# What you will do
Sift the listing for lines that hold the string "сертификатом" and pull them out.

# Supplied data
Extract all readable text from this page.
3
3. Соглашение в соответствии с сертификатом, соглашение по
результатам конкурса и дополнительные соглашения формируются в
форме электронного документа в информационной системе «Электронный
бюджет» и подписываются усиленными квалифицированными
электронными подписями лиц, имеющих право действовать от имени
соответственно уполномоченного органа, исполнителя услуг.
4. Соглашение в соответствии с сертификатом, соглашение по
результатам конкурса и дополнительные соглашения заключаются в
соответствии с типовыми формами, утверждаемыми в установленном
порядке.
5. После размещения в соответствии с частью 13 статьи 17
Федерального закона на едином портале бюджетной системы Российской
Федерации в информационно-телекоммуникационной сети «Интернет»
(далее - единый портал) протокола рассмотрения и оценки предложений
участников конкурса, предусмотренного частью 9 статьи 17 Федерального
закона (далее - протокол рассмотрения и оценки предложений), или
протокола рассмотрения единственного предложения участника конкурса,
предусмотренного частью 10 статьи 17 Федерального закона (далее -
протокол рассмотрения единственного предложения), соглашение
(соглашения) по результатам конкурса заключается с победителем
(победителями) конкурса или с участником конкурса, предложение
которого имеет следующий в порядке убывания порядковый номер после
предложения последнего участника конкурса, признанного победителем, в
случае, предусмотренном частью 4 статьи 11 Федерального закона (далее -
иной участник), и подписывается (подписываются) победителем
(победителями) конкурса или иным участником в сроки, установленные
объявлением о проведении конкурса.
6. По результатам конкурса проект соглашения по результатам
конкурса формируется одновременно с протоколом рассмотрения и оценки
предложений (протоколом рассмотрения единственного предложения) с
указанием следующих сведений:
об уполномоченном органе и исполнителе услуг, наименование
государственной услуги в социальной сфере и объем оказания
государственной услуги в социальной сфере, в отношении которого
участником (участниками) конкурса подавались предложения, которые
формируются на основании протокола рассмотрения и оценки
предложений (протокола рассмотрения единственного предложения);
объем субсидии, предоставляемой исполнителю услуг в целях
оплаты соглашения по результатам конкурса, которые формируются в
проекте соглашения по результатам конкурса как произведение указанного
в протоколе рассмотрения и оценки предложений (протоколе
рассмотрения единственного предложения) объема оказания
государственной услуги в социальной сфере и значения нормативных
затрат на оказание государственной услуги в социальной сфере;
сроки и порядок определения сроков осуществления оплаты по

# Answer to this exercise
3. Соглашение в соответствии с сертификатом, соглашение по
4. Соглашение в соответствии с сертификатом, соглашение по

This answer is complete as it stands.